(Aim):
All entries are to be given again verbatim.
::: Supplied material
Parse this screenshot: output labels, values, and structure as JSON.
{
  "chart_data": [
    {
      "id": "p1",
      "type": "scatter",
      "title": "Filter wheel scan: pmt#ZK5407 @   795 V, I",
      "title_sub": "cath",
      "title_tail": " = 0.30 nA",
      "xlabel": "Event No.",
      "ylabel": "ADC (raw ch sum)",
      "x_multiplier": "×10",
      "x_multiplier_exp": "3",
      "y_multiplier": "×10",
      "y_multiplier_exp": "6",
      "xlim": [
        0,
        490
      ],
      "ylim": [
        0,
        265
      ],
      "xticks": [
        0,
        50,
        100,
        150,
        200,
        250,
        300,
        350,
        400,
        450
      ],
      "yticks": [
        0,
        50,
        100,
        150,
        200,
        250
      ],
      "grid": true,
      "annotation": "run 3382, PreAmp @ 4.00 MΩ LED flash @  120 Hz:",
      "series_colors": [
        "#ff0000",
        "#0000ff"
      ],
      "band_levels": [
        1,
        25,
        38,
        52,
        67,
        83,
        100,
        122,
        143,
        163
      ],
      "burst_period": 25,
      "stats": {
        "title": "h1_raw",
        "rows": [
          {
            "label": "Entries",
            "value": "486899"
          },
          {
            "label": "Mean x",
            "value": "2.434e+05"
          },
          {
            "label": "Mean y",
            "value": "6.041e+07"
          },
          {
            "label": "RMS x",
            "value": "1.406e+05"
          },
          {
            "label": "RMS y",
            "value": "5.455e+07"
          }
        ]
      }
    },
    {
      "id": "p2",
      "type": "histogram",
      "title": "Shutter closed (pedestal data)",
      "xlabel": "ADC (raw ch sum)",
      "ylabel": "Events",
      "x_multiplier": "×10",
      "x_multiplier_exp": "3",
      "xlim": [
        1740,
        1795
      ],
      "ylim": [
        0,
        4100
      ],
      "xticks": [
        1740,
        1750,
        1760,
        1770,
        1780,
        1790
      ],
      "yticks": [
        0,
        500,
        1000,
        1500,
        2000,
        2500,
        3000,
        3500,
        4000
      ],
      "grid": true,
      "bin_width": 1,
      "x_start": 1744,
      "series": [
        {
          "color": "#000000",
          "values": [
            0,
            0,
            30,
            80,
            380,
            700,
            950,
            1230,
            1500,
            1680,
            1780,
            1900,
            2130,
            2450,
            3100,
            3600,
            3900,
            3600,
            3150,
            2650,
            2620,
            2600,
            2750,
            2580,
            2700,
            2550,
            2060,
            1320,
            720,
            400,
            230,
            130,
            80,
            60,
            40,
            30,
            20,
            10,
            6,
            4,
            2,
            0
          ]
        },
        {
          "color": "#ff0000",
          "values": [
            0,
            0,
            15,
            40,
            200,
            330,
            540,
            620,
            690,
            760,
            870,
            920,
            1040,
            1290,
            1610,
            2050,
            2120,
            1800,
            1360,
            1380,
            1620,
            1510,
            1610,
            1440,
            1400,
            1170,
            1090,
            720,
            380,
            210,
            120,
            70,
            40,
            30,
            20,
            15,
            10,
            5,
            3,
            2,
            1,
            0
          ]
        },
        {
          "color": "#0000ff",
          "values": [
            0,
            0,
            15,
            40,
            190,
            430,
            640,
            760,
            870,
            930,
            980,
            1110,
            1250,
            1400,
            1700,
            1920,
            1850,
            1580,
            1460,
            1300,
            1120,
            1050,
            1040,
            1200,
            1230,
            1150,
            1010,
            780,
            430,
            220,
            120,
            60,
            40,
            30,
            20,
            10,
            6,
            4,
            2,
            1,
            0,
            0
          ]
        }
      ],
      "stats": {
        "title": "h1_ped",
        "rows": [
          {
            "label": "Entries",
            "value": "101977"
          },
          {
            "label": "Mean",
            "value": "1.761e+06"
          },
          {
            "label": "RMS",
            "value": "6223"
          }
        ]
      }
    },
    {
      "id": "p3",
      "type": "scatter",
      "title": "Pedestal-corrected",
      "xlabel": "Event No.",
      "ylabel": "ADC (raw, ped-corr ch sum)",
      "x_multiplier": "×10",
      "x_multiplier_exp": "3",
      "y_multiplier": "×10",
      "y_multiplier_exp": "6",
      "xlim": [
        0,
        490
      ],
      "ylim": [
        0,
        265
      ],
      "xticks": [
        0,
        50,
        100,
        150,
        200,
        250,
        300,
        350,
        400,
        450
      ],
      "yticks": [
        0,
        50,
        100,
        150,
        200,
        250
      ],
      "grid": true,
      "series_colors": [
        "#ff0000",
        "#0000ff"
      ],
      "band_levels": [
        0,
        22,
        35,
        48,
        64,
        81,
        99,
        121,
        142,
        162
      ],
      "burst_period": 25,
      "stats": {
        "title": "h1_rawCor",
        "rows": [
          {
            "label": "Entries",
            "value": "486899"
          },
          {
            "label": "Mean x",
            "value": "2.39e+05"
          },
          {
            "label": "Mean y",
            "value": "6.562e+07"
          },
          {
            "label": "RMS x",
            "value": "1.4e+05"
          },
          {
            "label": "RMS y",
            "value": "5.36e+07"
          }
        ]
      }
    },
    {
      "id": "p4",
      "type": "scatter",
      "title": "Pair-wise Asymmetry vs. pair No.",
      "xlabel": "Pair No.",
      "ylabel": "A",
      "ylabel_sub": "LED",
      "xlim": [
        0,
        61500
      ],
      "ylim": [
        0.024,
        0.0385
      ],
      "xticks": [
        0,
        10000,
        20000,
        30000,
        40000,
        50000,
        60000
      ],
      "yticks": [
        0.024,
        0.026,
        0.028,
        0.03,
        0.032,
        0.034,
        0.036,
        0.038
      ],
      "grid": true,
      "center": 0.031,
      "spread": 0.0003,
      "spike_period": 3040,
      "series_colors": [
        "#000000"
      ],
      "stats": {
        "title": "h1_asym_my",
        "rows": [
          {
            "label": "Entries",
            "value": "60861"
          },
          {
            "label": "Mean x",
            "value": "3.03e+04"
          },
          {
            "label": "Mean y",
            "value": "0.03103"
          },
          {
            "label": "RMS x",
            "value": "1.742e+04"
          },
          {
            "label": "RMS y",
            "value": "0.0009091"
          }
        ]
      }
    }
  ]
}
::::::
(Result below):
Parse this screenshot: output labels, values, and structure as JSON.
{
  "chart_data": [
    {
      "id": "p1",
      "type": "scatter",
      "title": "Filter wheel scan: pmt#ZK5407 @   795 V, I",
      "title_sub": "cath",
      "title_tail": " = 0.30 nA",
      "xlabel": "Event No.",
      "ylabel": "ADC (raw ch sum)",
      "x_multiplier": "×10",
      "x_multiplier_exp": "3",
      "y_multiplier": "×10",
      "y_multiplier_exp": "6",
      "xlim": [
        0,
        490
      ],
      "ylim": [
        0,
        265
      ],
      "xticks": [
        0,
        50,
        100,
        150,
        200,
        250,
        300,
        350,
        400,
        450
      ],
      "yticks": [
        0,
        50,
        100,
        150,
        200,
        250
      ],
      "grid": true,
      "annotation": "run 3382, PreAmp @ 4.00 MΩ LED flash @  120 Hz:",
      "series_colors": [
        "#ff0000",
        "#0000ff"
      ],
      "band_levels": [
        1,
        25,
        38,
        52,
        67,
        83,
        100,
        122,
        143,
        163
      ],
      "burst_period": 25,
      "stats": {
        "title": "h1_raw",
        "rows": [
          {
            "label": "Entries",
            "value": "486899"
          },
          {
            "label": "Mean x",
            "value": "2.434e+05"
          },
          {
            "label": "Mean y",
            "value": "6.041e+07"
          },
          {
            "label": "RMS x",
            "value": "1.406e+05"
          },
          {
            "label": "RMS y",
            "value": "5.455e+07"
          }
        ]
      }
    },
    {
      "id": "p2",
      "type": "histogram",
      "title": "Shutter closed (pedestal data)",
      "xlabel": "ADC (raw ch sum)",
      "ylabel": "Events",
      "x_multiplier": "×10",
      "x_multiplier_exp": "3",
      "xlim": [
        1740,
        1795
      ],
      "ylim": [
        0,
        4100
      ],
      "xticks": [
        1740,
        1750,
        1760,
        1770,
        1780,
        1790
      ],
      "yticks": [
        0,
        500,
        1000,
        1500,
        2000,
        2500,
        3000,
        3500,
        4000
      ],
      "grid": true,
      "bin_width": 1,
      "x_start": 1744,
      "series": [
        {
          "color": "#000000",
          "values": [
            0,
            0,
            30,
            80,
            380,
            700,
            950,
            1230,
            1500,
            1680,
            1780,
            1900,
            2130,
            2450,
            3100,
            3600,
            3900,
            3600,
            3150,
            2650,
            2620,
            2600,
            2750,
            2580,
            2700,
            2550,
            2060,
            1320,
            720,
            400,
            230,
            130,
            80,
            60,
            40,
            30,
            20,
            10,
            6,
            4,
            2,
            0
          ]
        },
        {
          "color": "#ff0000",
          "values": [
            0,
            0,
            15,
            40,
            200,
            330,
            540,
            620,
            690,
            760,
            870,
            920,
            1040,
            1290,
            1610,
            2050,
            2120,
            1800,
            1360,
            1380,
            1620,
            1510,
            1610,
            1440,
            1400,
            1170,
            1090,
            720,
            380,
            210,
            120,
            70,
            40,
            30,
            20,
            15,
            10,
            5,
            3,
            2,
            1,
            0
          ]
        },
        {
          "color": "#0000ff",
          "values": [
            0,
            0,
            15,
            40,
            190,
            430,
            640,
            760,
            870,
            930,
            980,
            1110,
            1250,
            1400,
            1700,
            1920,
            1850,
            1580,
            1460,
            1300,
            1120,
            1050,
            1040,
            1200,
            1230,
            1150,
            1010,
            780,
            430,
            220,
            120,
            60,
            40,
            30,
            20,
            10,
            6,
            4,
            2,
            1,
            0,
            0
          ]
        }
      ],
      "stats": {
        "title": "h1_ped",
        "rows": [
          {
            "label": "Entries",
            "value": "101977"
          },
          {
            "label": "Mean",
            "value": "1.761e+06"
          },
          {
            "label": "RMS",
            "value": "6223"
          }
        ]
      }
    },
    {
      "id": "p3",
      "type": "scatter",
      "title": "Pedestal-corrected",
      "xlabel": "Event No.",
      "ylabel": "ADC (raw, ped-corr ch sum)",
      "x_multiplier": "×10",
      "x_multiplier_exp": "3",
      "y_multiplier": "×10",
      "y_multiplier_exp": "6",
      "xlim": [
        0,
        490
      ],
      "ylim": [
        0,
        265
      ],
      "xticks": [
        0,
        50,
        100,
        150,
        200,
        250,
        300,
        350,
        400,
        450
      ],
      "yticks": [
        0,
        50,
        100,
        150,
        200,
        250
      ],
      "grid": true,
      "series_colors": [
        "#ff0000",
        "#0000ff"
      ],
      "band_levels": [
        0,
        22,
        35,
        48,
        64,
        81,
        99,
        121,
        142,
        162
      ],
      "burst_period": 25,
      "stats": {
        "title": "h1_rawCor",
        "rows": [
          {
            "label": "Entries",
            "value": "486899"
          },
          {
            "label": "Mean x",
            "value": "2.39e+05"
          },
          {
            "label": "Mean y",
            "value": "6.562e+07"
          },
          {
            "label": "RMS x",
            "value": "1.4e+05"
          },
          {
            "label": "RMS y",
            "value": "5.36e+07"
          }
        ]
      }
    },
    {
      "id": "p4",
      "type": "scatter",
      "title": "Pair-wise Asymmetry vs. pair No.",
      "xlabel": "Pair No.",
      "ylabel": "A",
      "ylabel_sub": "LED",
      "xlim": [
        0,
        61500
      ],
      "ylim": [
        0.024,
        0.0385
      ],
      "xticks": [
        0,
        10000,
        20000,
        30000,
        40000,
        50000,
        60000
      ],
      "yticks": [
        0.024,
        0.026,
        0.028,
        0.03,
        0.032,
        0.034,
        0.036,
        0.038
      ],
      "grid": true,
      "center": 0.031,
      "spread": 0.0003,
      "spike_period": 3040,
      "series_colors": [
        "#000000"
      ],
      "stats": {
        "title": "h1_asym_my",
        "rows": [
          {
            "label": "Entries",
            "value": "60861"
          },
          {
            "label": "Mean x",
            "value": "3.03e+04"
          },
          {
            "label": "Mean y",
            "value": "0.03103"
          },
          {
            "label": "RMS x",
            "value": "1.742e+04"
          },
          {
            "label": "RMS y",
            "value": "0.0009091"
          }
        ]
      }
    }
  ]
}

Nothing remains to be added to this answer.